*Prompt*: Find every line below that contains the word "legend" and copy it out.

>> Begin Material provided

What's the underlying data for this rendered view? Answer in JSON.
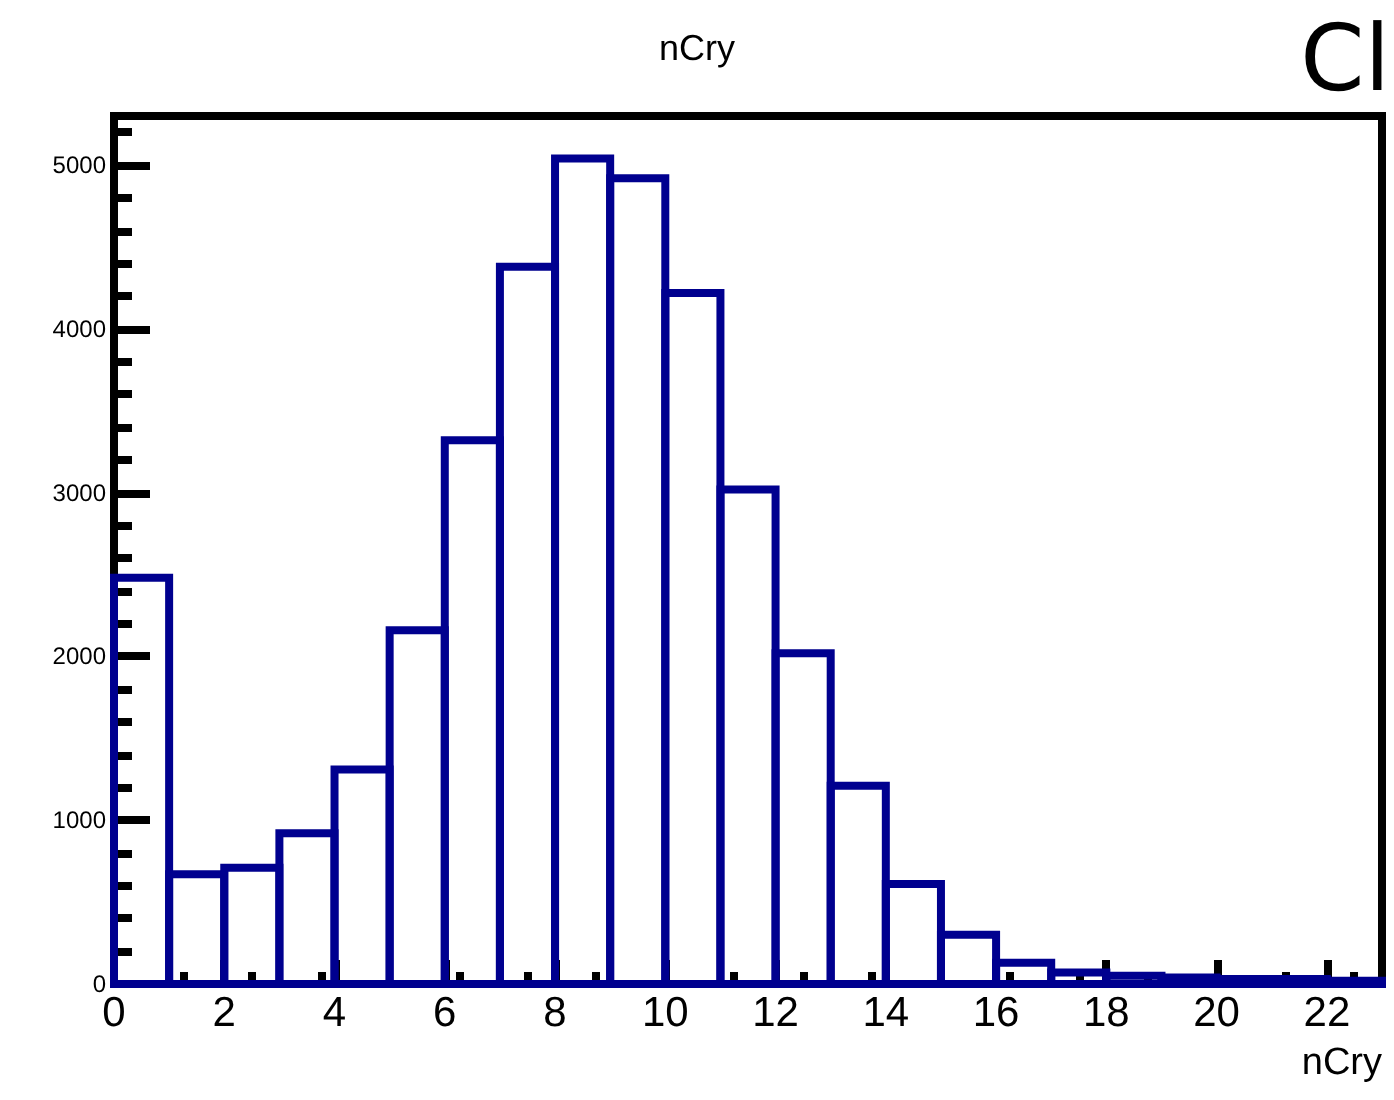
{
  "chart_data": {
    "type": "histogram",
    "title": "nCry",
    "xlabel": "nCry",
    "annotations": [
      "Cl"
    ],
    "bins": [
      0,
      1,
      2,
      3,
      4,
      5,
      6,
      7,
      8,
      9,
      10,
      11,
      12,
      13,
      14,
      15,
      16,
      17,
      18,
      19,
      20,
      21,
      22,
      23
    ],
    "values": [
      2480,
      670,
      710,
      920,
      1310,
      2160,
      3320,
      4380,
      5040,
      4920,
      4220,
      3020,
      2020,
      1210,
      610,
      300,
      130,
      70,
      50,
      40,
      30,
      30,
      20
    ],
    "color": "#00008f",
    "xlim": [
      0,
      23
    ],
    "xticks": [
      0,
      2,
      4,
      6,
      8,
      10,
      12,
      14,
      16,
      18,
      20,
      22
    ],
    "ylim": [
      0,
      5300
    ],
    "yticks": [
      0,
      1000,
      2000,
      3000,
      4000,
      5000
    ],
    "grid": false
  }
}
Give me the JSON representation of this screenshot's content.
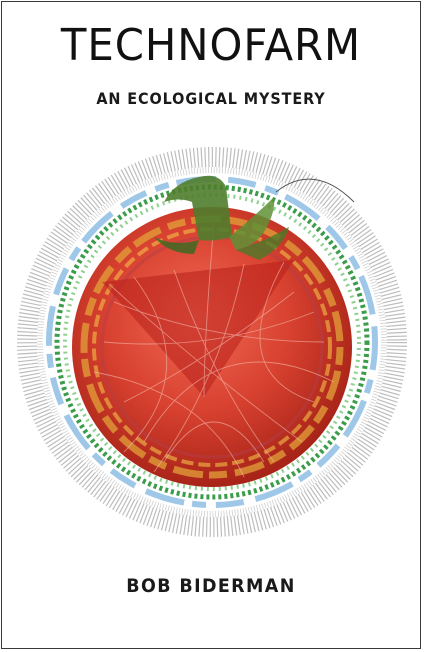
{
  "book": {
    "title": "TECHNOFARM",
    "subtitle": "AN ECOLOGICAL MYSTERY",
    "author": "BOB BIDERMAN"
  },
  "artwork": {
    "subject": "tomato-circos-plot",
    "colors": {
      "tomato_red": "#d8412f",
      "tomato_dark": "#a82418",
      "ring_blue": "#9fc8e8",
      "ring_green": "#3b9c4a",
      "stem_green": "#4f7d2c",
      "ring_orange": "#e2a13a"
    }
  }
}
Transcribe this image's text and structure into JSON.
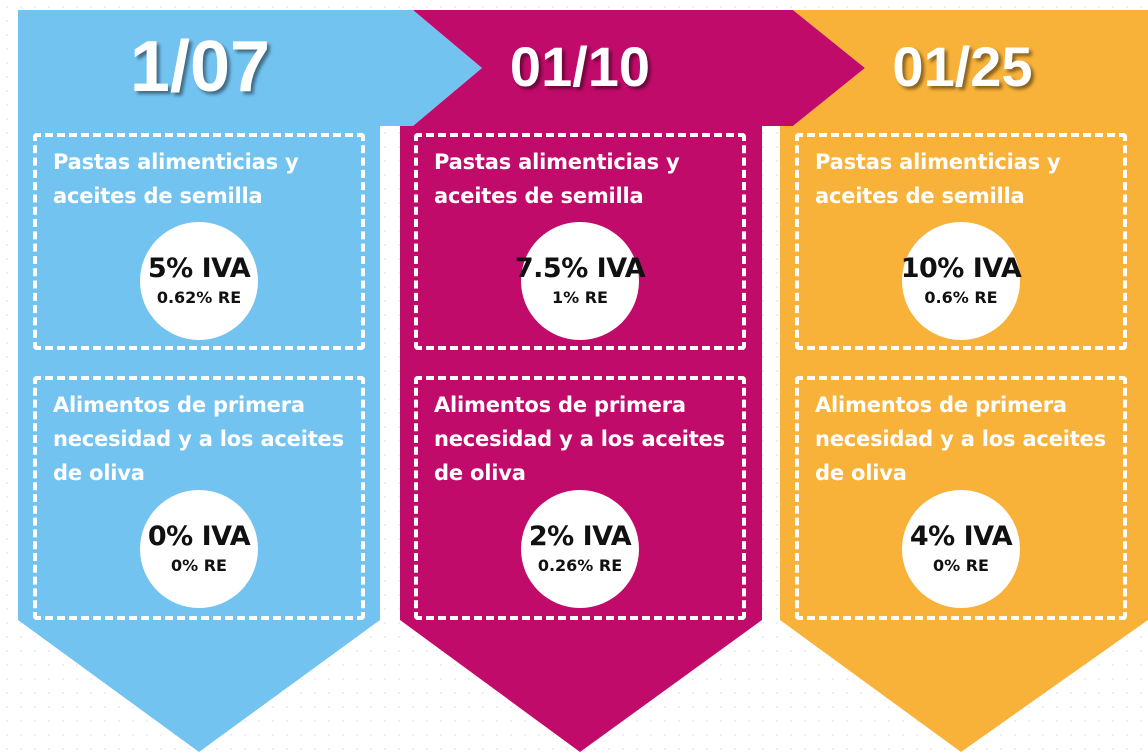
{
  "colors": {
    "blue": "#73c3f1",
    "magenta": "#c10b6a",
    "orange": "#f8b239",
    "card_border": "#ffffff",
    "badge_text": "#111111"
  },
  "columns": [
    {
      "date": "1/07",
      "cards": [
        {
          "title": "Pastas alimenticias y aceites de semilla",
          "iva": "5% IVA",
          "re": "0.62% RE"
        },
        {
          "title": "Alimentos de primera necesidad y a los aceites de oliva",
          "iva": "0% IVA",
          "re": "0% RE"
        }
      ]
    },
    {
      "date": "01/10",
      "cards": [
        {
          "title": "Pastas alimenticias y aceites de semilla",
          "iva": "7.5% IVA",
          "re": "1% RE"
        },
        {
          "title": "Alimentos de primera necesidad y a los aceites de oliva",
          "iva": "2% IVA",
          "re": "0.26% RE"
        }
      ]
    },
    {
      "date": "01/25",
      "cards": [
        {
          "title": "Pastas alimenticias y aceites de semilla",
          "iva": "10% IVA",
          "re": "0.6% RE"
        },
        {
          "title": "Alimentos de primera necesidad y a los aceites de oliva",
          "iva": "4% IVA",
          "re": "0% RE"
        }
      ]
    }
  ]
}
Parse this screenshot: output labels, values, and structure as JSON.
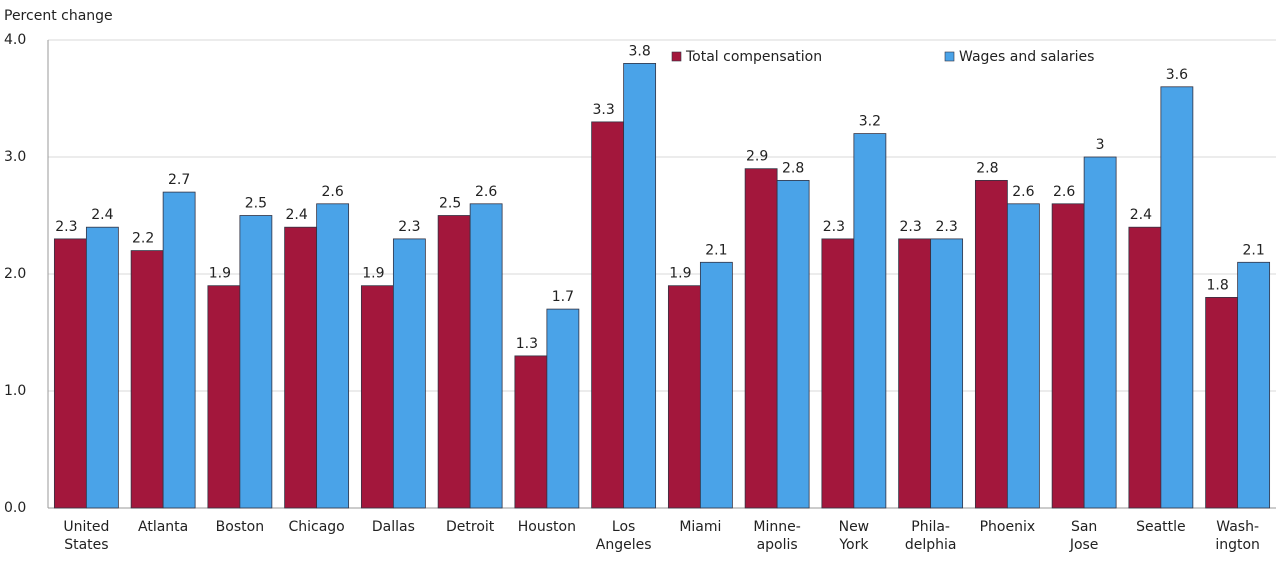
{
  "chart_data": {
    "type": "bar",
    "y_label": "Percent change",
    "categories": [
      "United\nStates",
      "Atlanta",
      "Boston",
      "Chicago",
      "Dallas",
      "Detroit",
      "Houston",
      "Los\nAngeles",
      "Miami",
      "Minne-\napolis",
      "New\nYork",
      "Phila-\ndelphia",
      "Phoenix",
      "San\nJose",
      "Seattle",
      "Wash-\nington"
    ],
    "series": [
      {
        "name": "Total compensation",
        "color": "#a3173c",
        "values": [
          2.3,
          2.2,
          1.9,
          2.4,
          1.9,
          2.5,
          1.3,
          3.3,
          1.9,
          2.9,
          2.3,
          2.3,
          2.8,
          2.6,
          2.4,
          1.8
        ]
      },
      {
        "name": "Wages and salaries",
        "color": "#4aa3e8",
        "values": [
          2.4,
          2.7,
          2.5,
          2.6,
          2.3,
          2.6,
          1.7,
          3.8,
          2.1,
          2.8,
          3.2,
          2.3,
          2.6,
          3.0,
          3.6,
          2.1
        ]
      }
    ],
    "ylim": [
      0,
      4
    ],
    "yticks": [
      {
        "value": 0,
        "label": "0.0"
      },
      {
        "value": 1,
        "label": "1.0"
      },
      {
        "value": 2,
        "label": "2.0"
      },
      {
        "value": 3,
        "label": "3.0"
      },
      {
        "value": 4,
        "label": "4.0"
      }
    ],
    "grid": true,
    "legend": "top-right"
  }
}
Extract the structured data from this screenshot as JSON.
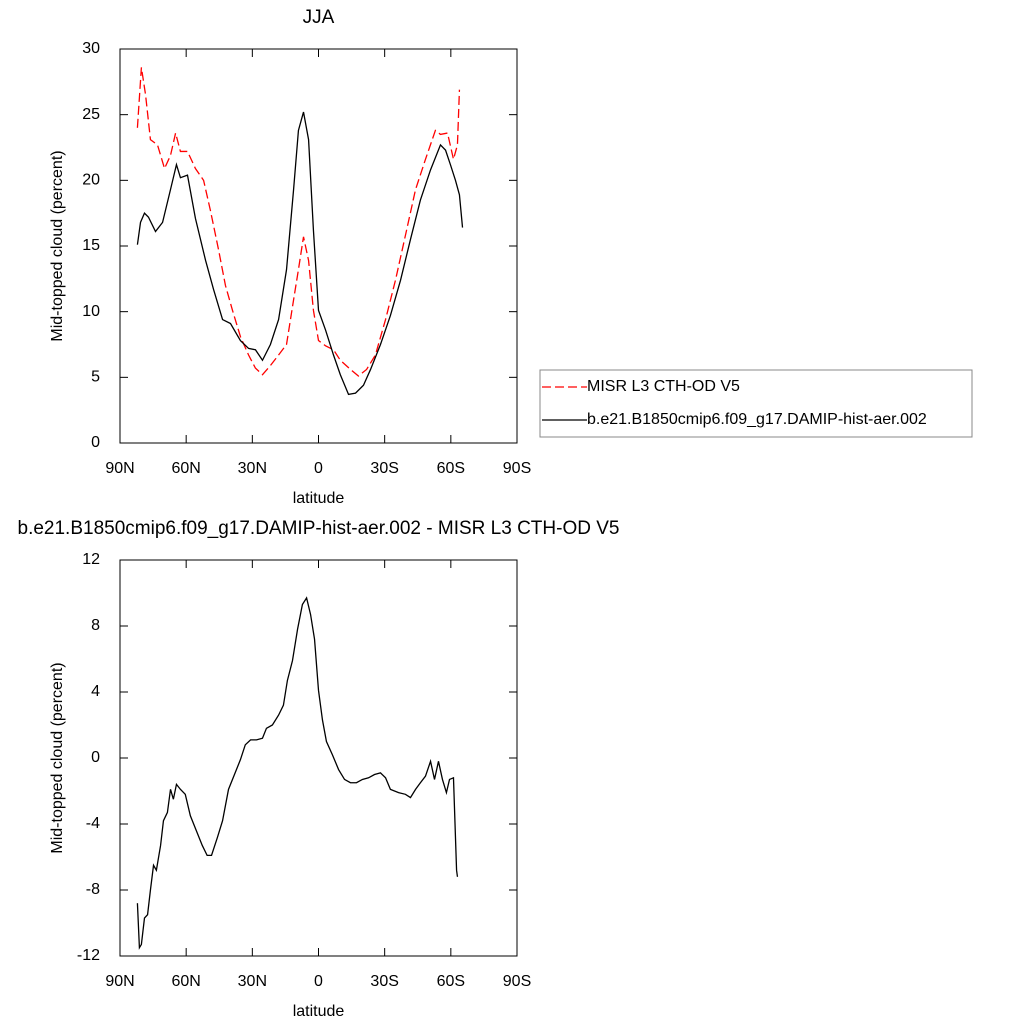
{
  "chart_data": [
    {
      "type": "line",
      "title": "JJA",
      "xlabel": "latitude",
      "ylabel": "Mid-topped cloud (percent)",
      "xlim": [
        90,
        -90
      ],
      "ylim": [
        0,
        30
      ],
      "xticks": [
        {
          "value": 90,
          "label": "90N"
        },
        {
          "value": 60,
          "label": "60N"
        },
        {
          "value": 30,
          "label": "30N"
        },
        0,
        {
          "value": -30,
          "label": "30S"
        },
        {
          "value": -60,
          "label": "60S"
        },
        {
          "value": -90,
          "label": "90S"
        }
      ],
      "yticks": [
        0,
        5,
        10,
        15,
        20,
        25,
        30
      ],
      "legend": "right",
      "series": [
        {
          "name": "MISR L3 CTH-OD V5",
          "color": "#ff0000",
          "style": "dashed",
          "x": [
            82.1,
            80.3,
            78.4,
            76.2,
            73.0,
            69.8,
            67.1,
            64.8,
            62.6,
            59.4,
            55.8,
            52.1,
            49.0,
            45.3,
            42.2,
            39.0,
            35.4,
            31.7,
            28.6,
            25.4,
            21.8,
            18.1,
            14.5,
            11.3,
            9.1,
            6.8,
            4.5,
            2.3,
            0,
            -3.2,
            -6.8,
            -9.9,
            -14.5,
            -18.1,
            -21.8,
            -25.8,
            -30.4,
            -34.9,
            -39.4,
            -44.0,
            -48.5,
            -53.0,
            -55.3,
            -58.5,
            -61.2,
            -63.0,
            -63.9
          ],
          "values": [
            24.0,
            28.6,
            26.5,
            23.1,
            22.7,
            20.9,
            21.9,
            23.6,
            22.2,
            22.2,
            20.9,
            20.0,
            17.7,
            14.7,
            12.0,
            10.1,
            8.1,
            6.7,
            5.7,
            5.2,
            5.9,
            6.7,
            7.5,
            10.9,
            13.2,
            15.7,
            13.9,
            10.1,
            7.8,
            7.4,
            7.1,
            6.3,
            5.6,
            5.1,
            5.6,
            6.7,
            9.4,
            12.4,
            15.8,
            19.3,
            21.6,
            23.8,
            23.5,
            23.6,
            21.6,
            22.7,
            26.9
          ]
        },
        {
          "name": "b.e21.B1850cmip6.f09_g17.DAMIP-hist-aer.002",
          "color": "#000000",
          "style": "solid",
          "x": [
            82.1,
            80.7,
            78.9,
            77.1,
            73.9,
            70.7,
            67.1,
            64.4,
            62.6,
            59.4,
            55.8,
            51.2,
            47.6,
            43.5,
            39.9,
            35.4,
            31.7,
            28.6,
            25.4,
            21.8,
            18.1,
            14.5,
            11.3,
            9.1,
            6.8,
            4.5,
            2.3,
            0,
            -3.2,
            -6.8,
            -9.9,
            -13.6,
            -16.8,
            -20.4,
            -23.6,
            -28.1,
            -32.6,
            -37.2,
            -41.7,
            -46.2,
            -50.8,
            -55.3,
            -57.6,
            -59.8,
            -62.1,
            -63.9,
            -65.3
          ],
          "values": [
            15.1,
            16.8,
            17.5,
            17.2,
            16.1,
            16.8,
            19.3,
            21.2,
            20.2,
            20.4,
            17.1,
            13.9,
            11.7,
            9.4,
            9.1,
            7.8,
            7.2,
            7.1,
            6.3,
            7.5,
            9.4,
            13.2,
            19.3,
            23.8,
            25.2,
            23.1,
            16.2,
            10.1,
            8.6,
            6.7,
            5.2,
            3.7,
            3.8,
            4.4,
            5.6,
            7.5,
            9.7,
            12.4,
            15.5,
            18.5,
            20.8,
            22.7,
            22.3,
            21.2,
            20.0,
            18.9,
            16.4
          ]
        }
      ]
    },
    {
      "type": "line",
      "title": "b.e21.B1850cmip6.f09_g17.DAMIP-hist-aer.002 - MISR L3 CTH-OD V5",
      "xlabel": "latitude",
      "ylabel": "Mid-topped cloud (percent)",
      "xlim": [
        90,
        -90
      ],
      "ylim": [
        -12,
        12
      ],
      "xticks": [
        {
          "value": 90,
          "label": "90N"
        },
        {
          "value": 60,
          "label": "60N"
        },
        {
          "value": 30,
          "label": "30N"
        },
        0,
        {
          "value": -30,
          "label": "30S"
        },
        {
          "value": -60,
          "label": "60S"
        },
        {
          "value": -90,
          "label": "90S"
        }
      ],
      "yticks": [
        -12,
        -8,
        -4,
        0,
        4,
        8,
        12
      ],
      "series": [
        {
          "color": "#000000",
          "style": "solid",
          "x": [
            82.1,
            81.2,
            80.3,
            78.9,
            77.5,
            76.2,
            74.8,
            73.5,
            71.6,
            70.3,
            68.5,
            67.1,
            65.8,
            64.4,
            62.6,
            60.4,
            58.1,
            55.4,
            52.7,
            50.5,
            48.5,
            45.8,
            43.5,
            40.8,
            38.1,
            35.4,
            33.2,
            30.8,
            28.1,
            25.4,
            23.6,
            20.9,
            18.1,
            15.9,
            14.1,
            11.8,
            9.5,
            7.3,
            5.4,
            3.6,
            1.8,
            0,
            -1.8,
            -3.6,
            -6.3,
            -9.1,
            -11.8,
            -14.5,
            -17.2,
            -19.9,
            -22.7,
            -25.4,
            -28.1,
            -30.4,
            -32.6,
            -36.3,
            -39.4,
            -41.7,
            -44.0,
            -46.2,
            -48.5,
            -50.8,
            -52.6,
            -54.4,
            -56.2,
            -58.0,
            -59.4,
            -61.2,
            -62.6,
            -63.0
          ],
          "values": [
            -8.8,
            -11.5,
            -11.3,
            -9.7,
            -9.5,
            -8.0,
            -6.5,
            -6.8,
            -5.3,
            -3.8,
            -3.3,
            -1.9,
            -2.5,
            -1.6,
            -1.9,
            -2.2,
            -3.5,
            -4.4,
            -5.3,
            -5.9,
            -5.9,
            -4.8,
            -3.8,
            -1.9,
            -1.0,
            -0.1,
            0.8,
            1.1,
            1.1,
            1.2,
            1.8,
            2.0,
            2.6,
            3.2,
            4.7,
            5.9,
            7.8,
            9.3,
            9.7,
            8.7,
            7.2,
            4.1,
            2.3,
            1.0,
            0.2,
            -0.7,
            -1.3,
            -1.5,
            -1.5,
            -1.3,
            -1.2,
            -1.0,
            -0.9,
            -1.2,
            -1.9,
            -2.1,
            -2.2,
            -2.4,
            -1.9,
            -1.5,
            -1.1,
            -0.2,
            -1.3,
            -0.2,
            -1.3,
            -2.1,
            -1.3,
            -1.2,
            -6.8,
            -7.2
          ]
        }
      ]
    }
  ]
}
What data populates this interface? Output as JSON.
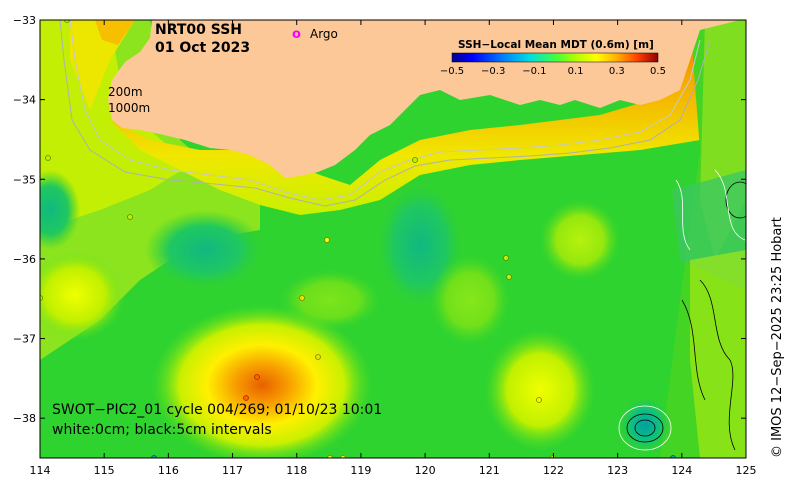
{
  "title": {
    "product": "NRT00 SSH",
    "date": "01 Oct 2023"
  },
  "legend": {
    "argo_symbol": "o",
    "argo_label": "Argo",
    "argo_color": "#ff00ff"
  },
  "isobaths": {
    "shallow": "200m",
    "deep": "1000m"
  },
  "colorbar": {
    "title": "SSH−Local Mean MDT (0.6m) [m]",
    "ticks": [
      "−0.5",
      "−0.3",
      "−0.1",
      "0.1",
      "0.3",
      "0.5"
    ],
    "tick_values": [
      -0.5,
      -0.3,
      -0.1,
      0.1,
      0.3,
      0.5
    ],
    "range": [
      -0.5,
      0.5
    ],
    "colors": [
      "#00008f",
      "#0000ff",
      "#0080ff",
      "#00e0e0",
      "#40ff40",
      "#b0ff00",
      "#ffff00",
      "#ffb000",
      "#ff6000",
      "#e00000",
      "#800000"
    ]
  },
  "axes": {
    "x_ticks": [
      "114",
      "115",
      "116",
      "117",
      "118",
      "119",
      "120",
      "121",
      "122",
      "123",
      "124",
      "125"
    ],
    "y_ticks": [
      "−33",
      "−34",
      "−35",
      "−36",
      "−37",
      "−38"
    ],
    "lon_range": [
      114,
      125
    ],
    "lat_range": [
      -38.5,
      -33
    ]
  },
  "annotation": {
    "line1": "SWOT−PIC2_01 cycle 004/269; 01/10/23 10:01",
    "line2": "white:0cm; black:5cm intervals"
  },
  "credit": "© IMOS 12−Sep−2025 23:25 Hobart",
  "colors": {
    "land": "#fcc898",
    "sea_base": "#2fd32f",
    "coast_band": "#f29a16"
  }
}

>> End Material provided

*Response to the task*:
    "legend": "top-right"
      "legend": "right",
  "legend": {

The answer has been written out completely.